Aim: Which lines below hold the word "importante"? Report each one.
|---|
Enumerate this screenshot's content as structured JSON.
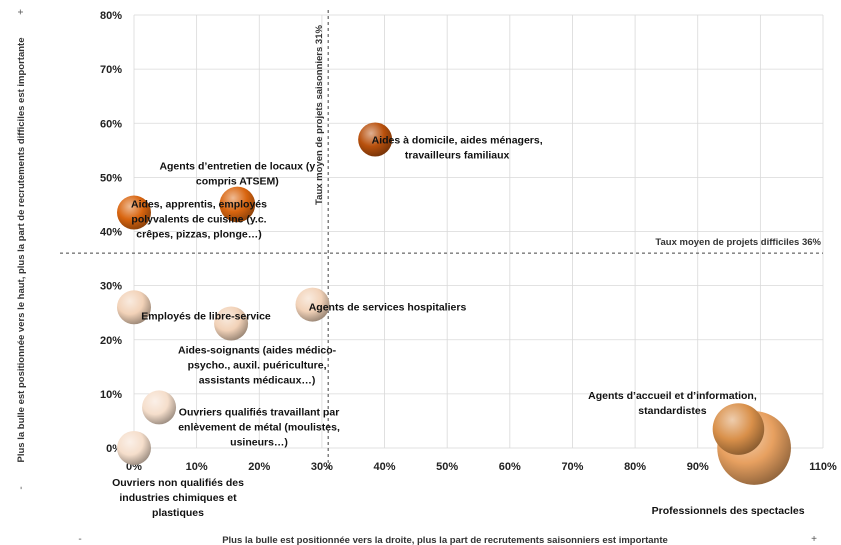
{
  "chart_data": {
    "type": "bubble",
    "xlabel": "Plus la bulle est positionnée vers la droite, plus la part de recrutements saisonniers est importante",
    "ylabel": "Plus la bulle est positionnée vers le haut, plus la part de recrutements difficiles est importante",
    "x_minus": "-",
    "x_plus": "+",
    "y_minus": "-",
    "y_plus": "+",
    "xlim": [
      0,
      110
    ],
    "ylim": [
      0,
      80
    ],
    "x_ticks": [
      "0%",
      "10%",
      "20%",
      "30%",
      "40%",
      "50%",
      "60%",
      "70%",
      "80%",
      "90%",
      "100%",
      "110%"
    ],
    "y_ticks": [
      "0%",
      "10%",
      "20%",
      "30%",
      "40%",
      "50%",
      "60%",
      "70%",
      "80%"
    ],
    "grid": true,
    "reference_lines": {
      "x": {
        "value": 31,
        "label": "Taux moyen de projets saisonniers 31%"
      },
      "y": {
        "value": 36,
        "label": "Taux moyen de projets difficiles 36%"
      }
    },
    "points": [
      {
        "label": "Aides à domicile, aides ménagers, travailleurs familiaux",
        "x": 38.5,
        "y": 57,
        "size": 1.0,
        "color": "#B8500C"
      },
      {
        "label": "Agents d'entretien de locaux (y compris ATSEM)",
        "x": 16.5,
        "y": 45,
        "size": 1.1,
        "color": "#D9650F"
      },
      {
        "label": "Aides, apprentis, employés polyvalents de cuisine (y.c. crêpes, pizzas, plonge…)",
        "x": 0,
        "y": 43.5,
        "size": 1.0,
        "color": "#D9650F"
      },
      {
        "label": "Employés de libre-service",
        "x": 0,
        "y": 26,
        "size": 1.0,
        "color": "#F2D2B8"
      },
      {
        "label": "Agents de services hospitaliers",
        "x": 28.5,
        "y": 26.5,
        "size": 1.0,
        "color": "#F2D2B8"
      },
      {
        "label": "Aides-soignants (aides médico-psycho., auxil. puériculture, assistants médicaux…)",
        "x": 15.5,
        "y": 23,
        "size": 1.0,
        "color": "#F2D2B8"
      },
      {
        "label": "Ouvriers qualifiés travaillant par enlèvement de métal (moulistes, usineurs…)",
        "x": 4,
        "y": 7.5,
        "size": 1.0,
        "color": "#F5DECB"
      },
      {
        "label": "Ouvriers non qualifiés des industries chimiques et plastiques",
        "x": 0,
        "y": 0,
        "size": 1.0,
        "color": "#F5DECB"
      },
      {
        "label": "Agents d'accueil et d'information, standardistes",
        "x": 96.5,
        "y": 3.5,
        "size": 2.3,
        "color": "#D9904A"
      },
      {
        "label": "Professionnels des spectacles",
        "x": 99,
        "y": 0,
        "size": 4.7,
        "color": "#E7A060"
      }
    ]
  }
}
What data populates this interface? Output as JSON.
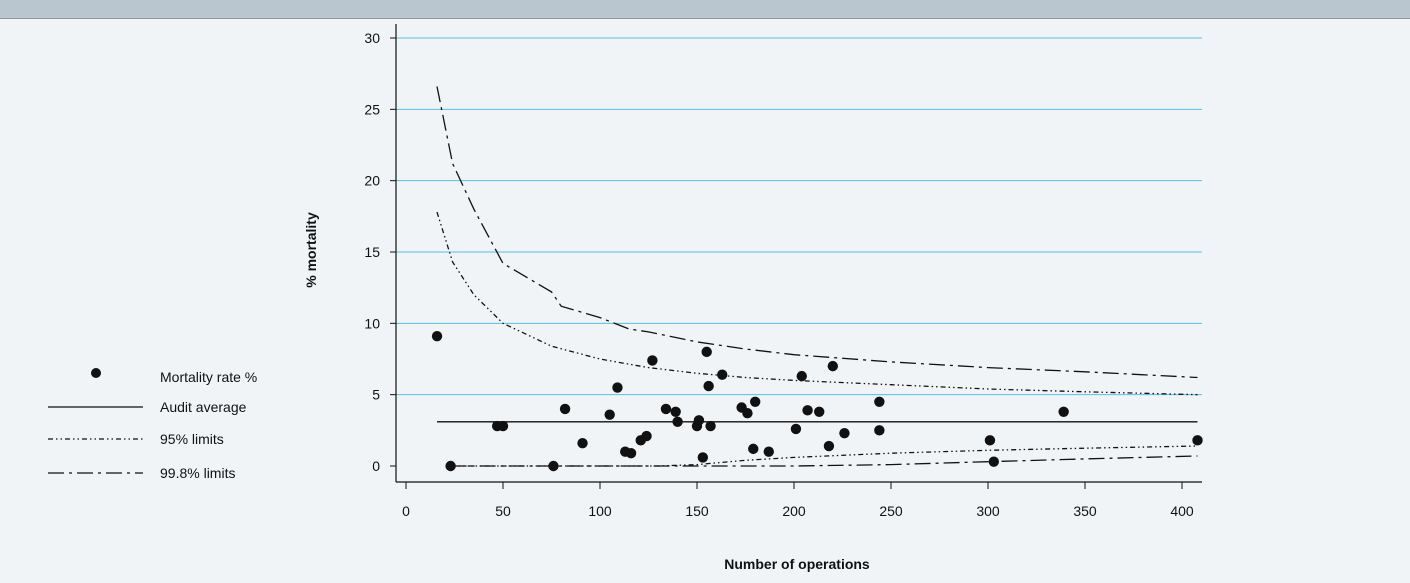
{
  "colors": {
    "background": "#f1f4f6",
    "top_band": "#b9c6cf",
    "gridline": "#4fc3e6",
    "ink": "#111111"
  },
  "chart_data": {
    "type": "scatter",
    "title": "",
    "xlabel": "Number of operations",
    "ylabel": "% mortality",
    "xlim": [
      0,
      410
    ],
    "ylim": [
      0,
      30
    ],
    "x_ticks": [
      "0",
      "50",
      "100",
      "150",
      "200",
      "250",
      "300",
      "350",
      "400"
    ],
    "y_ticks": [
      "0",
      "5",
      "10",
      "15",
      "20",
      "25",
      "30"
    ],
    "grid": "horizontal",
    "legend_position": "left",
    "series": [
      {
        "name": "Mortality rate %",
        "kind": "points",
        "points": [
          [
            16,
            9.1
          ],
          [
            23,
            0
          ],
          [
            47,
            2.8
          ],
          [
            50,
            2.8
          ],
          [
            76,
            0
          ],
          [
            82,
            4.0
          ],
          [
            91,
            1.6
          ],
          [
            105,
            3.6
          ],
          [
            109,
            5.5
          ],
          [
            113,
            1.0
          ],
          [
            116,
            0.9
          ],
          [
            121,
            1.8
          ],
          [
            124,
            2.1
          ],
          [
            127,
            7.4
          ],
          [
            134,
            4.0
          ],
          [
            139,
            3.8
          ],
          [
            140,
            3.1
          ],
          [
            150,
            2.8
          ],
          [
            151,
            3.2
          ],
          [
            153,
            0.6
          ],
          [
            155,
            8.0
          ],
          [
            156,
            5.6
          ],
          [
            157,
            2.8
          ],
          [
            163,
            6.4
          ],
          [
            173,
            4.1
          ],
          [
            176,
            3.7
          ],
          [
            179,
            1.2
          ],
          [
            180,
            4.5
          ],
          [
            187,
            1.0
          ],
          [
            201,
            2.6
          ],
          [
            204,
            6.3
          ],
          [
            207,
            3.9
          ],
          [
            213,
            3.8
          ],
          [
            218,
            1.4
          ],
          [
            220,
            7.0
          ],
          [
            226,
            2.3
          ],
          [
            244,
            4.5
          ],
          [
            244,
            2.5
          ],
          [
            301,
            1.8
          ],
          [
            303,
            0.3
          ],
          [
            339,
            3.8
          ],
          [
            408,
            1.8
          ]
        ]
      },
      {
        "name": "Audit average",
        "kind": "line",
        "style": "solid",
        "points": [
          [
            16,
            3.1
          ],
          [
            408,
            3.1
          ]
        ]
      },
      {
        "name": "95% limits",
        "kind": "line",
        "style": "dash-dot-dot",
        "upper": [
          [
            16,
            17.8
          ],
          [
            24,
            14.3
          ],
          [
            35,
            12.0
          ],
          [
            50,
            10.0
          ],
          [
            75,
            8.4
          ],
          [
            100,
            7.5
          ],
          [
            125,
            6.9
          ],
          [
            150,
            6.5
          ],
          [
            175,
            6.2
          ],
          [
            200,
            6.0
          ],
          [
            250,
            5.7
          ],
          [
            300,
            5.4
          ],
          [
            350,
            5.2
          ],
          [
            408,
            5.0
          ]
        ],
        "lower": [
          [
            23,
            0.0
          ],
          [
            130,
            0.0
          ],
          [
            150,
            0.1
          ],
          [
            175,
            0.4
          ],
          [
            200,
            0.6
          ],
          [
            250,
            0.9
          ],
          [
            300,
            1.1
          ],
          [
            350,
            1.25
          ],
          [
            408,
            1.4
          ]
        ]
      },
      {
        "name": "99.8% limits",
        "kind": "line",
        "style": "long-dash-dot",
        "upper": [
          [
            16,
            26.6
          ],
          [
            24,
            21.2
          ],
          [
            35,
            18.0
          ],
          [
            50,
            14.2
          ],
          [
            75,
            12.2
          ],
          [
            80,
            11.2
          ],
          [
            100,
            10.4
          ],
          [
            115,
            9.6
          ],
          [
            125,
            9.4
          ],
          [
            150,
            8.7
          ],
          [
            175,
            8.2
          ],
          [
            200,
            7.8
          ],
          [
            250,
            7.3
          ],
          [
            300,
            6.9
          ],
          [
            350,
            6.6
          ],
          [
            408,
            6.2
          ]
        ],
        "lower": [
          [
            23,
            0.0
          ],
          [
            200,
            0.0
          ],
          [
            250,
            0.1
          ],
          [
            300,
            0.3
          ],
          [
            350,
            0.5
          ],
          [
            408,
            0.7
          ]
        ]
      }
    ]
  }
}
|---|
Result of this exercise:
    "xlabel": "Plus la bulle est positionnée vers la droite, plus la part de recrutements saisonniers est importante",
    "ylabel": "Plus la bulle est positionnée vers le haut, plus la part de recrutements difficiles est importante",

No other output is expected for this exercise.